__SELECTED TEXT__:

Q. If a randomly selected person tests positive for the drug test, what’s the probabiliy that the person is actually a drug user
A. $p(x|y) = \frac{p(y|x)p(x)}{p(y)} = \frac{0.95 \times 0.01}{0.95 \times 0.01 + (1-0.95)*(1-0.01) } \simeq 0.16$
- Let $X$ be the event of an actual drug user and $Y$ the event of a positive result from drug test.
6.4 Summary Statistics and Independence
- We will describe two well known summary statistics : mean and variance
- We will discuss two ways to compare two random variables : independece and inner product
6.4.1 Mean and Covariance (population mean and cov)
-
Expected Value : the expected value of a function $g$ is given by,
- $ E_x[g(x)] = \int_x{g(x)p(x)dx}$ , (For a univariate continuous random variable)
- $E_x[g(x)] = \Sigma_x g(x)p(x)$, (For a discrete random variable)
-
Mean : is an average and is defined as,
-
$E_{x_d} = \int_x x_dp(x_d) dx_d$ ($X$ is a continous random variable)
-
$E_{x_d} = \Sigma_{x_i} x_ip(x_d=x_i)$ ($X$ is a discrete random variable)
-
Details
-
Mean depends on given sample : e.g.) dice roll five times => {1,2,5,2,3} => mean is 2.6 but expectation is 3.5
-
Average : There are many kinds of mean, such as arithmetic, harmonic. Average is same with arithmetic mean.
-
median : is the middel value if we sort the values
-
mode : the most frequently occuring value
-
-
-
Covariance (Univariate): is given by the expected product of their deviations from their respectvive means.
-
Covariance (Multivariate) : The notation of covariance can be generalized to multivariate random variables
-
Covariance Matrix : a square matrix giving the covariance between each pair of elements of a given random vector.

(Layout records)
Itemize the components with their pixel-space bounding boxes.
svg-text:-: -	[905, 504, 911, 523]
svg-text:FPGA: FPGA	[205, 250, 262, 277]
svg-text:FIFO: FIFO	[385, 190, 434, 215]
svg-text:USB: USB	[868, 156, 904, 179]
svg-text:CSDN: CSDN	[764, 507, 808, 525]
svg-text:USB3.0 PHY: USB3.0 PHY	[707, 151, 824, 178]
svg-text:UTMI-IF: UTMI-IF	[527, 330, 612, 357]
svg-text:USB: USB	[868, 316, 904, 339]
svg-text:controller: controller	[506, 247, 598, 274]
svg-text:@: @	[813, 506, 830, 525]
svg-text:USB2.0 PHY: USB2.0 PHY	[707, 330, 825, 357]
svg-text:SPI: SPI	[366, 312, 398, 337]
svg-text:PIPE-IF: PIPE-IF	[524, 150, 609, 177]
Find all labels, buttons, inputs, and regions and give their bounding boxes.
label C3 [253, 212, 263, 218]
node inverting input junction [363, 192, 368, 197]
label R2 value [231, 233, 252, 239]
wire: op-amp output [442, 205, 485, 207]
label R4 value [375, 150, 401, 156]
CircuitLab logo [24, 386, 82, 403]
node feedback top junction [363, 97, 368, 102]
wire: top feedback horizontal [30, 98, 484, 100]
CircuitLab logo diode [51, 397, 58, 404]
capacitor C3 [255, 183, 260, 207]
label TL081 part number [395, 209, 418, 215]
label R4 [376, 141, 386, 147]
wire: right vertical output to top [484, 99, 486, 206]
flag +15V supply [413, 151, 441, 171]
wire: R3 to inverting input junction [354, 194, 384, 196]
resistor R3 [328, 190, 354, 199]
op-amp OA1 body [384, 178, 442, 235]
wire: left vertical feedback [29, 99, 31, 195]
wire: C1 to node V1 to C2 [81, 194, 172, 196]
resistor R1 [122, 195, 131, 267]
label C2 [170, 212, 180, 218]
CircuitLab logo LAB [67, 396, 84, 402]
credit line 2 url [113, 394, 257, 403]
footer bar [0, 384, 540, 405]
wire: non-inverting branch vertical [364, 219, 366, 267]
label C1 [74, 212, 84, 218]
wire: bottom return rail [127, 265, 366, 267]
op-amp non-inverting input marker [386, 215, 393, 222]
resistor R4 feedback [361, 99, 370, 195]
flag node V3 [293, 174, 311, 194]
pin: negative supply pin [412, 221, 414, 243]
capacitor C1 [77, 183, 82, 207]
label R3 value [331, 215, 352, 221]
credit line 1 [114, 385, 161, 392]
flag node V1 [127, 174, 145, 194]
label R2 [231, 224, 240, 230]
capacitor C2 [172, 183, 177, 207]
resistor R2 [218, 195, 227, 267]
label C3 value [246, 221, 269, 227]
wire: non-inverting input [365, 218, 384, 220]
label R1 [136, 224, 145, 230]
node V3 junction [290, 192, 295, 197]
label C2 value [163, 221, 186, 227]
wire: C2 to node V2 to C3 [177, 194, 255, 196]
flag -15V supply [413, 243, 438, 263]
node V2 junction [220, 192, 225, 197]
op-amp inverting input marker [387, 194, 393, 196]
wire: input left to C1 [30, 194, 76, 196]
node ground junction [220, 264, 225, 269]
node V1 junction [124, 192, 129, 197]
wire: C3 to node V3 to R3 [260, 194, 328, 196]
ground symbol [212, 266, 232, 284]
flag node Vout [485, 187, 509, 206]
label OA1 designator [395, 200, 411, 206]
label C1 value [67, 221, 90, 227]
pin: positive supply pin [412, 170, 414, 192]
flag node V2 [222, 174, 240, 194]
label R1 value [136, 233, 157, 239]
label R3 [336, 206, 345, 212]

__WORK TO DO__:
**a.** Copy the passage of the probability notes starting at "- $E_x[g(x)] = \Sigma_x" and ending at "is a discrete random variable)".
**b.** Please repeat the lines of the records starting at the first line and ending at the line that contains "507, 808, 525]".

__TASK ANSWERS__:
**a.**
- $E_x[g(x)] = \Sigma_x g(x)p(x)$, (For a discrete random variable)
-
Mean : is an average and is defined as,
-
$E_{x_d} = \int_x x_dp(x_d) dx_d$ ($X$ is a continous random variable)
-
$E_{x_d} = \Sigma_{x_i} x_ip(x_d=x_i)$ ($X$ is a discrete random variable)

**b.**
Itemize the components with their pixel-space bounding boxes.
svg-text:-: -	[905, 504, 911, 523]
svg-text:FPGA: FPGA	[205, 250, 262, 277]
svg-text:FIFO: FIFO	[385, 190, 434, 215]
svg-text:USB: USB	[868, 156, 904, 179]
svg-text:CSDN: CSDN	[764, 507, 808, 525]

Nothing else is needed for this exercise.